◆ SUPPLIED TEXT ◆
• • • • •
On September 17, 1976 the Grand Jury of Montgomery County returned a joint indictment against State Representative Thomas Reed and Ronald Williams. They were jointly charged with the statutory offense of bribery, a felony under Code of Alabama, § 13-5-31. Williams was tried in Montgomery County, found guilty "as charged" on May 20, 1977, and sentenced to a term of imprisonment of two years. His conviction was affirmed upon review by the Court of Criminal Appeals.
It is important to observe that the joint indictment of Williams and Reed did not include a charge of conspiracy and it is conceded by the State that Williams was *Page 567 not tried for a conspiracy. Consequently Williams' guilt "as charged" under the indictment would be based either upon his conduct as a principal actor under the bribery statutes or upon his conduct as an aider or abettor. See Code of Alabama, § 13-9-1; Bridges v. State, 48 Ala. App. 249, 263 So.2d 705 (1972). Indeed, it is the State's position that the evidence presented at trial would have supported either conclusion,i.e., that Williams could have been viewed as an accomplice or as a principal. Under either view, according to the State of Alabama, venue properly would have been laid in Montgomery County under § 13-9-1 because, being an accomplice, Williams was culpable as a principal even though he was not physically present in Montgomery when Reed made proposals to Senator Dudley Perry and he, Williams, did nothing in Montgomery County to effect the bribery. (The facts surrounding those proposals are given in the opinion of the Court of Criminal Appeals and need not be repeated here). In other words, as an accomplice Williams would be liable for the acts of Reed which were committed in Montgomery County. This was also the position taken by the majority of the Court of Criminal Appeals in their opinion.
• • • • •
◆ SUPPLIED DATA ◆
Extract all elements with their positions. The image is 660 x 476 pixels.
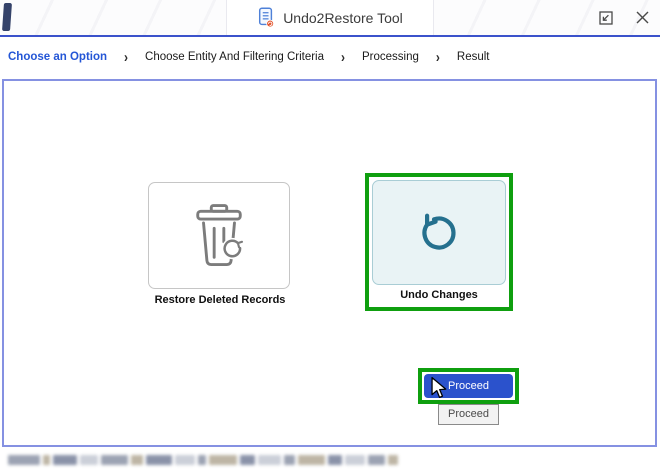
window-titlebar: Undo2Restore Tool xyxy=(0,0,660,37)
window-title-tab: Undo2Restore Tool xyxy=(226,0,434,35)
undo-changes-card[interactable] xyxy=(372,180,506,285)
undo-circular-arrow-icon xyxy=(413,207,465,259)
trash-restore-icon xyxy=(190,203,248,269)
main-panel: Restore Deleted Records Undo Changes Pro… xyxy=(2,79,657,447)
document-icon xyxy=(257,7,275,28)
proceed-tooltip: Proceed xyxy=(438,404,499,425)
step-result[interactable]: Result xyxy=(457,51,490,63)
connection-status-redacted xyxy=(8,453,399,466)
step-choose-an-option[interactable]: Choose an Option xyxy=(8,51,107,63)
step-choose-entity-and-filtering-criteria[interactable]: Choose Entity And Filtering Criteria xyxy=(145,51,324,63)
chevron-right-icon: › xyxy=(341,48,345,66)
option-restore-deleted-records: Restore Deleted Records xyxy=(148,182,292,306)
undo-changes-label: Undo Changes xyxy=(400,289,478,301)
restore-deleted-records-label: Restore Deleted Records xyxy=(154,294,286,306)
restore-window-button[interactable] xyxy=(594,6,618,30)
close-button[interactable] xyxy=(630,6,654,30)
mouse-cursor-icon xyxy=(429,376,449,404)
chevron-right-icon: › xyxy=(435,48,440,66)
app-logo xyxy=(2,3,12,31)
window-controls xyxy=(594,0,654,35)
restore-deleted-records-card[interactable] xyxy=(148,182,290,289)
wizard-breadcrumb: Choose an Option › Choose Entity And Fil… xyxy=(8,44,490,70)
window-title: Undo2Restore Tool xyxy=(283,9,403,26)
step-processing[interactable]: Processing xyxy=(362,51,419,63)
highlight-box-undo-changes: Undo Changes xyxy=(365,173,513,311)
chevron-right-icon: › xyxy=(124,48,129,66)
• • • • •
◆ TASK REQUIREMENTS ◆
A: Answer these from the court opinion:
(i) On what date did the Grand Jury of Montgomery County return the joint indictment?
(ii) What sentence did Williams receive?
(iii) To which senator did Reed make proposals?
B: Reproduce the passage of the court opinion starting with "On September 17, 1976" and going on through "of Criminal Appeals.".
The records have no connection to the court opinion.

◆ EXPECTED RESULTS ◆
A:
(i) September 17, 1976
(ii) A term of imprisonment of two years
(iii) Senator Dudley Perry

B:
On September 17, 1976 the Grand Jury of Montgomery County returned a joint indictment against State Representative Thomas Reed and Ronald Williams. They were jointly charged with the statutory offense of bribery, a felony under Code of Alabama, § 13-5-31. Williams was tried in Montgomery County, found guilty "as charged" on May 20, 1977, and sentenced to a term of imprisonment of two years. His conviction was affirmed upon review by the Court of Criminal Appeals.